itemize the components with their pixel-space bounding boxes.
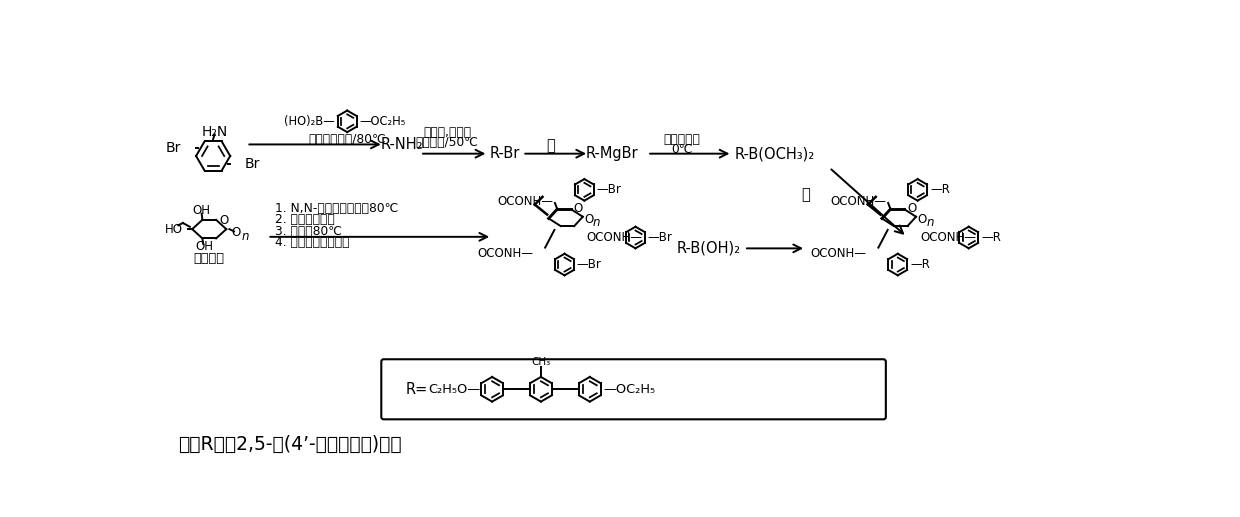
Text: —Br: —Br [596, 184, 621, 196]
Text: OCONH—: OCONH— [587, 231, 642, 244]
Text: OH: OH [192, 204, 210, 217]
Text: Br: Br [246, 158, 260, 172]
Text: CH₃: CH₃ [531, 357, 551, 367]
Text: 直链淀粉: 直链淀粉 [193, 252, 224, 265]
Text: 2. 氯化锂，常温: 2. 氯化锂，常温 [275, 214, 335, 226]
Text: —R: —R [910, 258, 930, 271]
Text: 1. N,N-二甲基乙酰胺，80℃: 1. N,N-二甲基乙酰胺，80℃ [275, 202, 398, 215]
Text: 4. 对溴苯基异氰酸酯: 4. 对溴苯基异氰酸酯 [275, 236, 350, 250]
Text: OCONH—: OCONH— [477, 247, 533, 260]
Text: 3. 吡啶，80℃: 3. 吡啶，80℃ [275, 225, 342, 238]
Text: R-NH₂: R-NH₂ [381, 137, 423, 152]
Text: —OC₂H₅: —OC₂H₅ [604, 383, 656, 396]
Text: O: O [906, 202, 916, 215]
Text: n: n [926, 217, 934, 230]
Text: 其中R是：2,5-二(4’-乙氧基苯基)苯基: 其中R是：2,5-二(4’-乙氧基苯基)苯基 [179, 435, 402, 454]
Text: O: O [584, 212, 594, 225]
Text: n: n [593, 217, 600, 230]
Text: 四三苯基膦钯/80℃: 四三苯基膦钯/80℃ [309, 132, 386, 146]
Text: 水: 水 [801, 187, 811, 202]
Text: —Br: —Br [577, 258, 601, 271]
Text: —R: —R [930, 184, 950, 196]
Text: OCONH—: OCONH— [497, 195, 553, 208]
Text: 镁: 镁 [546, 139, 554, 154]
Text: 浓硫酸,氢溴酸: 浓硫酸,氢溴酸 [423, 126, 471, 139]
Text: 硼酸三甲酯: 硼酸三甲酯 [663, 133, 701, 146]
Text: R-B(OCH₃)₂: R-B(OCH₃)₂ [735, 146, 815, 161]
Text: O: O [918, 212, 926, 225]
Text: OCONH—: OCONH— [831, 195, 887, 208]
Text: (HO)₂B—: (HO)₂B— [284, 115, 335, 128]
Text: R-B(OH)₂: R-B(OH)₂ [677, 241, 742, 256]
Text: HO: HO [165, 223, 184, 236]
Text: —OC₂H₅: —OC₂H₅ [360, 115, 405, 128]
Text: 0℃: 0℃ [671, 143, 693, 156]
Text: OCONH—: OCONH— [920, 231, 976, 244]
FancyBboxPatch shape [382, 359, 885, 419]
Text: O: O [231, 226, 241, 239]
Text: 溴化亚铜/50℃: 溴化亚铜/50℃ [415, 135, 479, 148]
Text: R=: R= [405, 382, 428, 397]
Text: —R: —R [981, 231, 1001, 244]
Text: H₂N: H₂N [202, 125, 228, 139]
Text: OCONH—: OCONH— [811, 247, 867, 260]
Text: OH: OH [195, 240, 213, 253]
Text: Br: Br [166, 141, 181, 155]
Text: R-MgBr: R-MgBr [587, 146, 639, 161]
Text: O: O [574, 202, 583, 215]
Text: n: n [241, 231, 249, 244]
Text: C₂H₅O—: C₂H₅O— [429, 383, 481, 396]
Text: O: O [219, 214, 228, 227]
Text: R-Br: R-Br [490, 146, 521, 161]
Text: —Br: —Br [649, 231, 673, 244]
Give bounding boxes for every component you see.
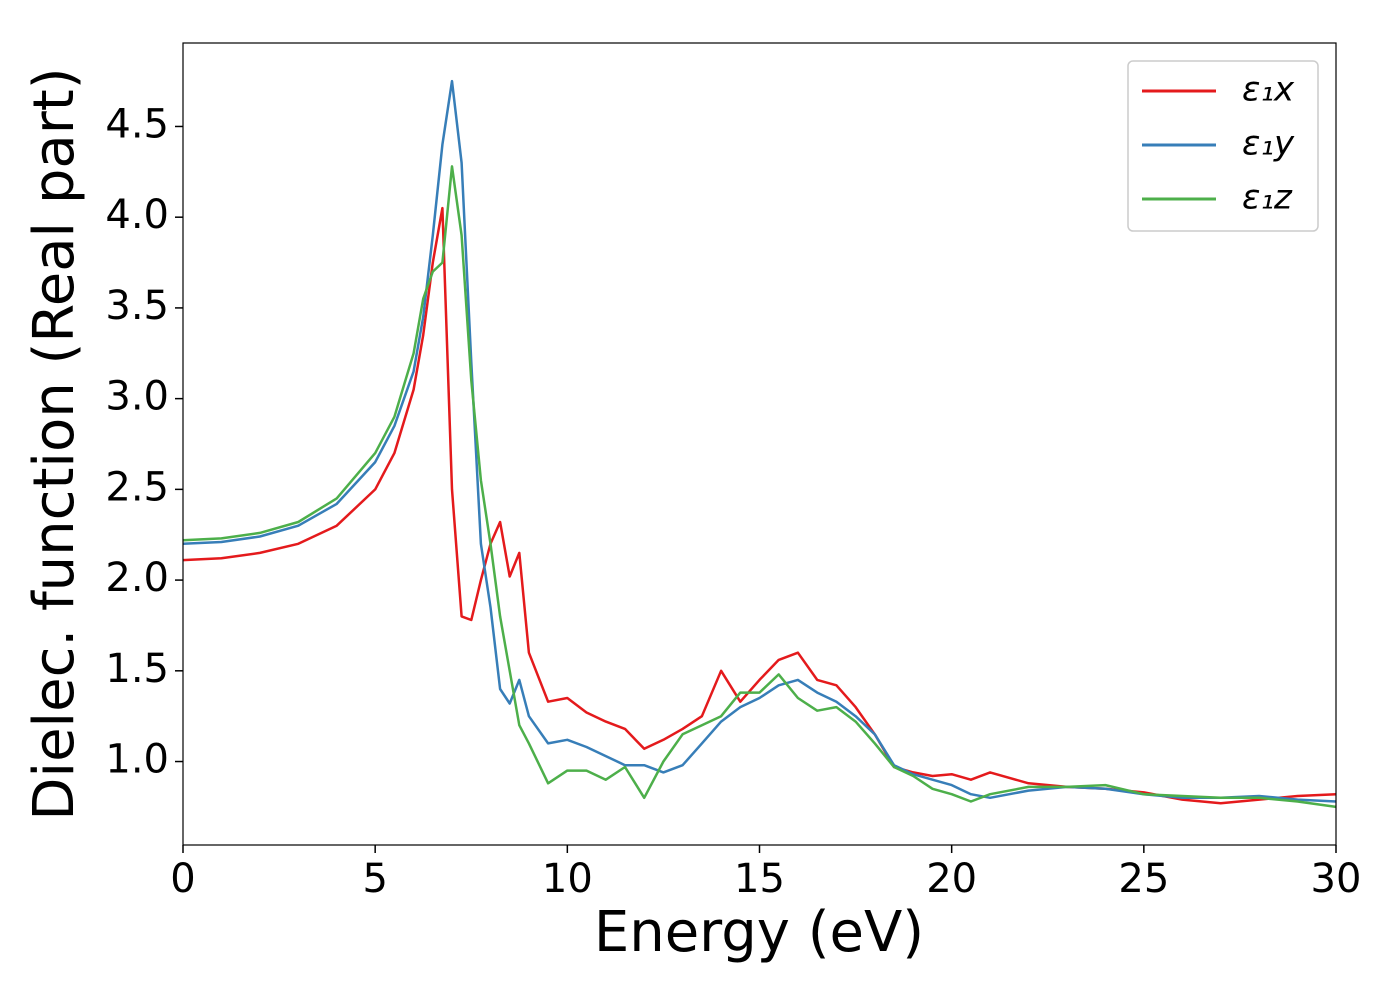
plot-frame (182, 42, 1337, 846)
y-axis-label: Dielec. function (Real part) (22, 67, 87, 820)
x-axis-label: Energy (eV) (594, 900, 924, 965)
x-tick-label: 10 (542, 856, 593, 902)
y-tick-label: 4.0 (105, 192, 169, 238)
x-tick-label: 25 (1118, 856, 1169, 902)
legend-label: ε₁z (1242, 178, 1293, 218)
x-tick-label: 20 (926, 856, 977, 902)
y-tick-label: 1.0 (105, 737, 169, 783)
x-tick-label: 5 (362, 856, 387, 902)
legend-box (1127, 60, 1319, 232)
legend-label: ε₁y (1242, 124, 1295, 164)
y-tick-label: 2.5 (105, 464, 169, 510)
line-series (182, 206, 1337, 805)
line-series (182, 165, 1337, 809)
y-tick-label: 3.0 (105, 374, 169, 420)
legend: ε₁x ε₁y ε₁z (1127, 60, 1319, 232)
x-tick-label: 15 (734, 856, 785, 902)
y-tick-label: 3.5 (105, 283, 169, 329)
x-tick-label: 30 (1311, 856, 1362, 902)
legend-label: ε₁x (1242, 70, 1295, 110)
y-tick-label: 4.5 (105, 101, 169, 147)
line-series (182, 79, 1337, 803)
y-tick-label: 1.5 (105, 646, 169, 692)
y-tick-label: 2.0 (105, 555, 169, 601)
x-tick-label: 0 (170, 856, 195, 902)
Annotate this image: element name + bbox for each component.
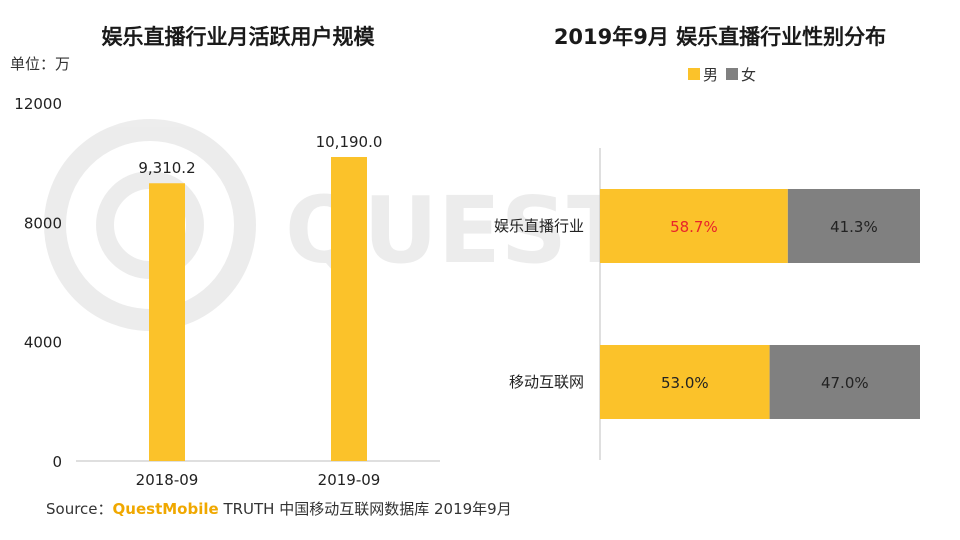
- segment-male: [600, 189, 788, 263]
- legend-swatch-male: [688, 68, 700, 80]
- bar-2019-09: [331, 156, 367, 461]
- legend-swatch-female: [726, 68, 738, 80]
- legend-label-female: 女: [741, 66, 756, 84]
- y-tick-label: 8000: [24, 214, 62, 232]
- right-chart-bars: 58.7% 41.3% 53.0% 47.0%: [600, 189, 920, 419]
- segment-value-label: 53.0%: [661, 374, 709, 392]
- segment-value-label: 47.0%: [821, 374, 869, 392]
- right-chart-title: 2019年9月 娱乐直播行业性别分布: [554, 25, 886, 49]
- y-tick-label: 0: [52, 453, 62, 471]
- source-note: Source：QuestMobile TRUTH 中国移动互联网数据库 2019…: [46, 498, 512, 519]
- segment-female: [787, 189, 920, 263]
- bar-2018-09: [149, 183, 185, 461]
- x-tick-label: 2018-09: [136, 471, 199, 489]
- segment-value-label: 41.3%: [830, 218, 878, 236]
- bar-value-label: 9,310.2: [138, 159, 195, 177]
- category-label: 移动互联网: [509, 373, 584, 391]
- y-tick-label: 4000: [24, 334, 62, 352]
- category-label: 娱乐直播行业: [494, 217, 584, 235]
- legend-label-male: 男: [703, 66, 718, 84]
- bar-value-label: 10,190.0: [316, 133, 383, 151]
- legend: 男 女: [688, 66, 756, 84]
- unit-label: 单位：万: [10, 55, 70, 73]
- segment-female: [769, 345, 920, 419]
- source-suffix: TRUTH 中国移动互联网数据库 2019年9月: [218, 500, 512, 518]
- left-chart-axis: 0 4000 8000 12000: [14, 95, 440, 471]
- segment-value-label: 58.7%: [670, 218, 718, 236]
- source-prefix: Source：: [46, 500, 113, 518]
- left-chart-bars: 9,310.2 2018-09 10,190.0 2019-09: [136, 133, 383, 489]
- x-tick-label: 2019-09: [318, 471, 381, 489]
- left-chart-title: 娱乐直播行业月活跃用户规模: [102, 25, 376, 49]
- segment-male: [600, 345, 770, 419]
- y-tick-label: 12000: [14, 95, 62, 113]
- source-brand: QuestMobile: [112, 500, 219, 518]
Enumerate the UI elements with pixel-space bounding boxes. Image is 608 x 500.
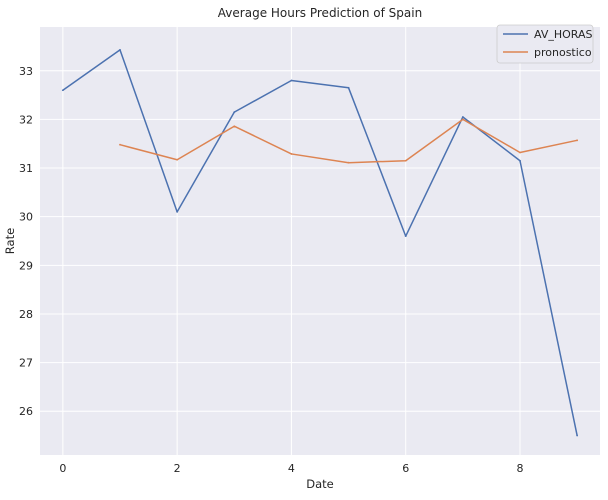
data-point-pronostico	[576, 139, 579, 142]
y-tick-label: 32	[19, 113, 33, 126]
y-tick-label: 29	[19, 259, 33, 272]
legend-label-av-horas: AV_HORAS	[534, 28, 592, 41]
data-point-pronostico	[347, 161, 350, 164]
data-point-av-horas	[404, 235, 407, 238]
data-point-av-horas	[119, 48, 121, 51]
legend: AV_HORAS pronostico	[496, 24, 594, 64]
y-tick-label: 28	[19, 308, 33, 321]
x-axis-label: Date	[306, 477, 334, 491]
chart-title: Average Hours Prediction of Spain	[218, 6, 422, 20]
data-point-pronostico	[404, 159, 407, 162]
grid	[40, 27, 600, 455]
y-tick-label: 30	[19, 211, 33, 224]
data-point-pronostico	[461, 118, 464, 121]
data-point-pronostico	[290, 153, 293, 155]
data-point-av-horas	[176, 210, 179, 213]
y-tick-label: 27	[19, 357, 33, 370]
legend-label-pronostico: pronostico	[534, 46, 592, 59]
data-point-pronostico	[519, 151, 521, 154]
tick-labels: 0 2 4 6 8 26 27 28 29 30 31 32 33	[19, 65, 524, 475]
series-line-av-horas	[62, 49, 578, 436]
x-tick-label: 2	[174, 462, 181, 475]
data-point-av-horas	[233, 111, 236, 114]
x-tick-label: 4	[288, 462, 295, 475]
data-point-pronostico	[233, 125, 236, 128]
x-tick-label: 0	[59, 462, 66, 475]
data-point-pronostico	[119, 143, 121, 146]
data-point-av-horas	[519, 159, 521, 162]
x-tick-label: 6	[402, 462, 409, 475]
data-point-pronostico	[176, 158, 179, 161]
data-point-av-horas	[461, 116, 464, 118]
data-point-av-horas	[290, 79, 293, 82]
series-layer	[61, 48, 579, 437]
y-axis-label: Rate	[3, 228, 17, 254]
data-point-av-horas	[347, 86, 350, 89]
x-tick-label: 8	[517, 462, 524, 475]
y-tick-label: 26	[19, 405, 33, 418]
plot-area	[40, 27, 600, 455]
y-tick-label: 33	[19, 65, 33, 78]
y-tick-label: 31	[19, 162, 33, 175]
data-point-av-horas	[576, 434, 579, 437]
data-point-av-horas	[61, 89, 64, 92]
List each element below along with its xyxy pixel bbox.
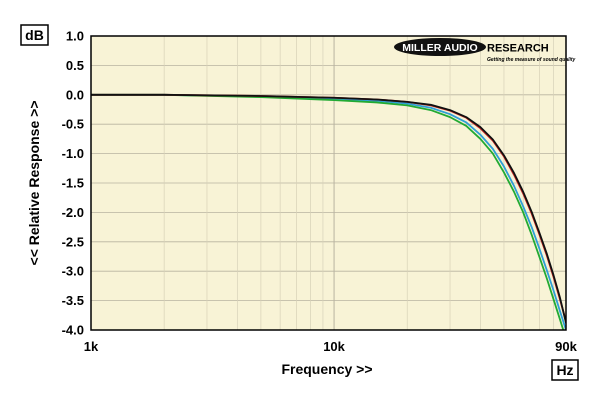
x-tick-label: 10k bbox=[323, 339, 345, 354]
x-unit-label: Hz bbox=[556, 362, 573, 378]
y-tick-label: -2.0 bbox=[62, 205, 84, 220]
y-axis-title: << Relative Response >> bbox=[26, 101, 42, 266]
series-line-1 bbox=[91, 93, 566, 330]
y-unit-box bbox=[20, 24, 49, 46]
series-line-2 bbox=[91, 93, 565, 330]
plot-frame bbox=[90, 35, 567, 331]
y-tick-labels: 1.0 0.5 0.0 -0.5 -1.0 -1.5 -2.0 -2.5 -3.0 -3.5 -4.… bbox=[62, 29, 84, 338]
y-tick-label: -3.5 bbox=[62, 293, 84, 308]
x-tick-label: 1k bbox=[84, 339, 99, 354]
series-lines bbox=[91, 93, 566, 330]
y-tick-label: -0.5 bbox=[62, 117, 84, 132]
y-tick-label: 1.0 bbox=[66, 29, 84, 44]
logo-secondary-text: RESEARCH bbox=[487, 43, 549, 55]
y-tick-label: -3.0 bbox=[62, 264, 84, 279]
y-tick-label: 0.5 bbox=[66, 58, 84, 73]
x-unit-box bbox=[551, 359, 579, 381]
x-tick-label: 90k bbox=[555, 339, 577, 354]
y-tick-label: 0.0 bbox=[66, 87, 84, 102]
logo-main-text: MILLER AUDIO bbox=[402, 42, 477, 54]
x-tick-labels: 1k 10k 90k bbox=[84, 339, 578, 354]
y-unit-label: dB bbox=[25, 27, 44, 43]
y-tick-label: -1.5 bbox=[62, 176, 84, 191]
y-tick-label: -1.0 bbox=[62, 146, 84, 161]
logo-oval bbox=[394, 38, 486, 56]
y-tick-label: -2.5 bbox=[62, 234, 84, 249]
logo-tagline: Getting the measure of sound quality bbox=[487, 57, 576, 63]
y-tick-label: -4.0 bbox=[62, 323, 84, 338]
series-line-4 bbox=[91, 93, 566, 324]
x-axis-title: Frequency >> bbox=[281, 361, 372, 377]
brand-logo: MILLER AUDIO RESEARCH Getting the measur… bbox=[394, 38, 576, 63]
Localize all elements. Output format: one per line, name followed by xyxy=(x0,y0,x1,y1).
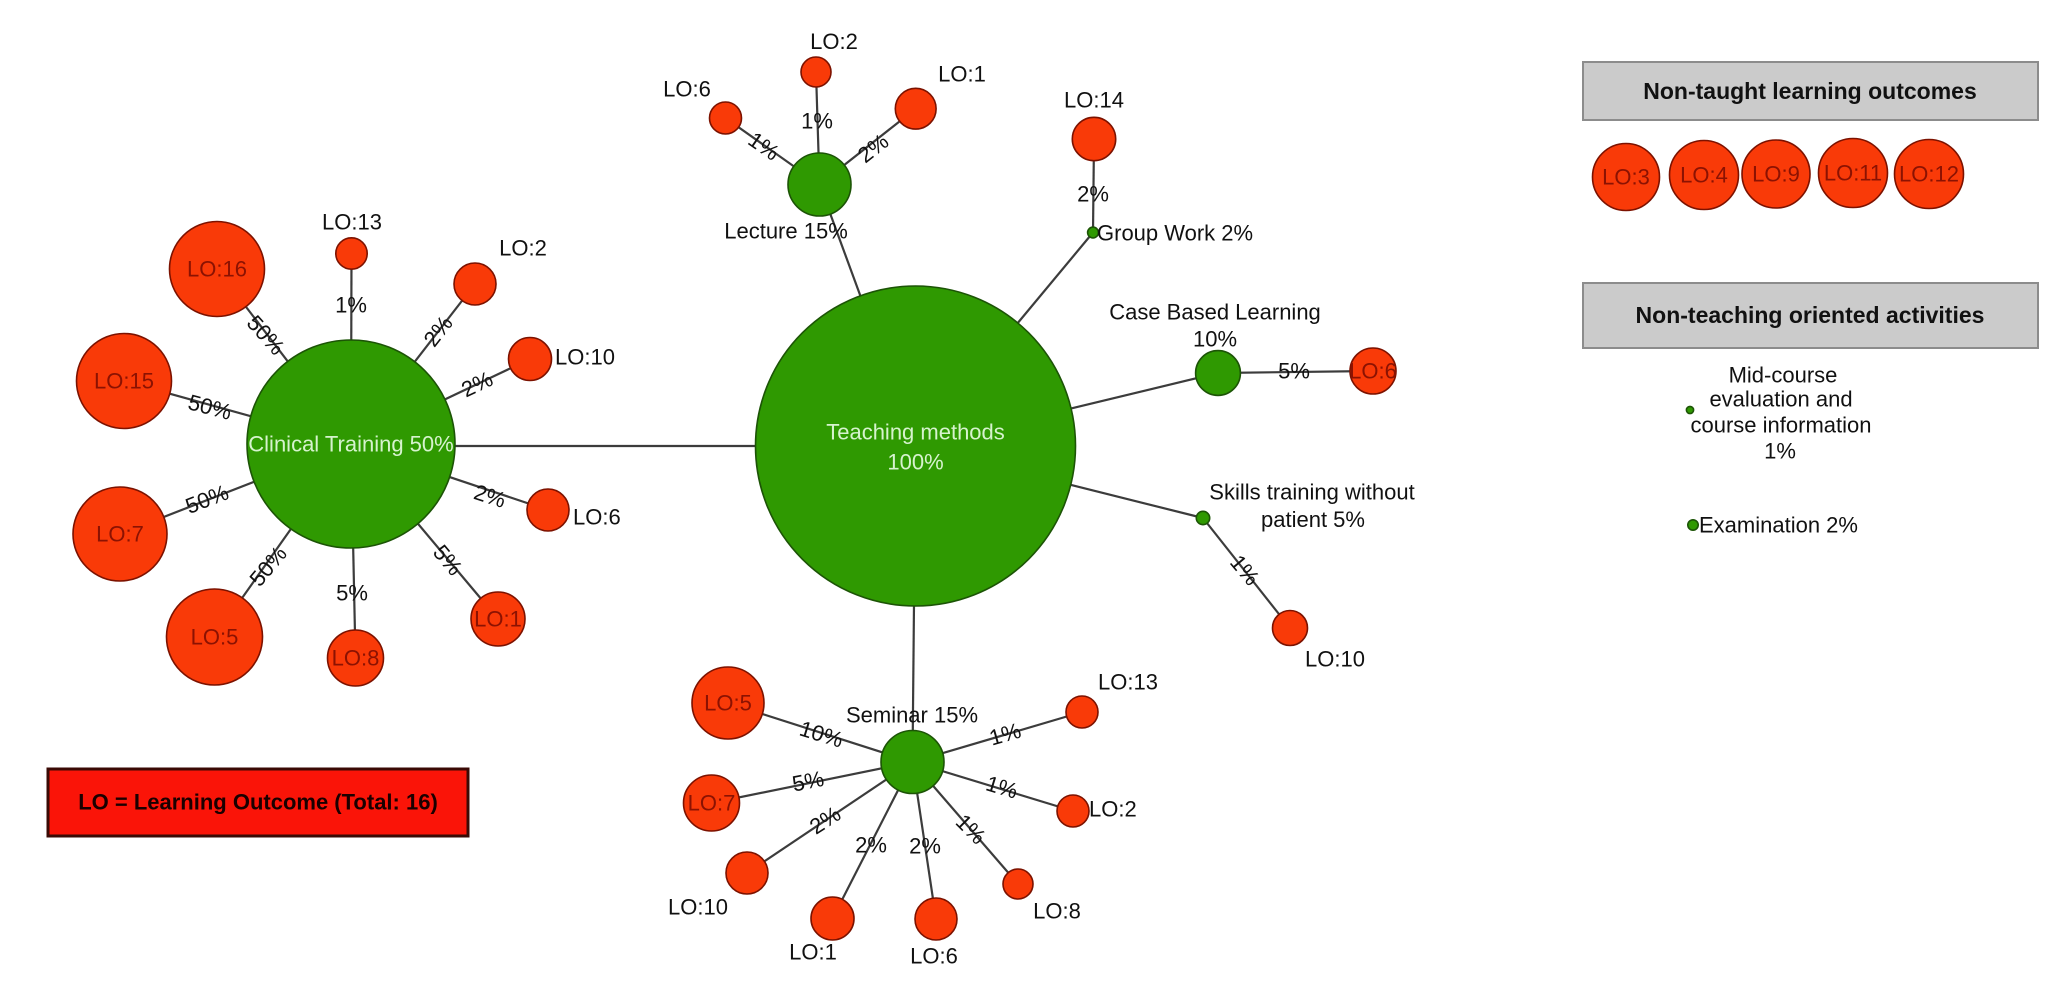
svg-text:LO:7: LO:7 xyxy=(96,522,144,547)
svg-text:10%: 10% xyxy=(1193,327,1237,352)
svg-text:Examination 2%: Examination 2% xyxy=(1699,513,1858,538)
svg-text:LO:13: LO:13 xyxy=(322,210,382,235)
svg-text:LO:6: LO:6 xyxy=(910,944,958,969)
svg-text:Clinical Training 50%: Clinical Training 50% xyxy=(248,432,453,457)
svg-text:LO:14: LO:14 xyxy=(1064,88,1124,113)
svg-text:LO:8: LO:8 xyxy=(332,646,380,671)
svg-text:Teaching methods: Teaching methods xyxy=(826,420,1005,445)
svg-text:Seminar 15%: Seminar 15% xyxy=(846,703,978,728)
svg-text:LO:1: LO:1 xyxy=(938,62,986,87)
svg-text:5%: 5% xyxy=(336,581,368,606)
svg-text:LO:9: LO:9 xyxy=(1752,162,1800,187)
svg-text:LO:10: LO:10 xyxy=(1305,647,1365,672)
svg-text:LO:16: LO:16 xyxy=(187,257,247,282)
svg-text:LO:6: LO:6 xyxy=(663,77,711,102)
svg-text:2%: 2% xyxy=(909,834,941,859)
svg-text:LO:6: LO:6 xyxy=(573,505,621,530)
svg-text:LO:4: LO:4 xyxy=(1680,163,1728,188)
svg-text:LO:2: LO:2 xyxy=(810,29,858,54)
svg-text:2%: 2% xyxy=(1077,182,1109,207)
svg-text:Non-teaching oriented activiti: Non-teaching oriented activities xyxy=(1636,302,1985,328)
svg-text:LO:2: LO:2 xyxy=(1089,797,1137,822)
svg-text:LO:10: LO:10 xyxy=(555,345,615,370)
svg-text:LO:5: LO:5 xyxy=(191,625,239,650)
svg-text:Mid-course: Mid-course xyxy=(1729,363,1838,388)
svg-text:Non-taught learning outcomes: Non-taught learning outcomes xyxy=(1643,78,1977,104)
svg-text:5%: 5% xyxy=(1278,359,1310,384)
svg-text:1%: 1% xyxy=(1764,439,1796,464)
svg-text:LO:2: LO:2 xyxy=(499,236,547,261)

*WHAT THE TASK ASKS*.
Report every line of the data that contains the word "name", treating uppercase and lowercase as distinct.

*RESULT FOR THIS TASK*.
Annotate this image: element name + bbox for each component.
Localize all elements. Output format: one per line, name followed by xyxy=(x0,y0,x1,y1).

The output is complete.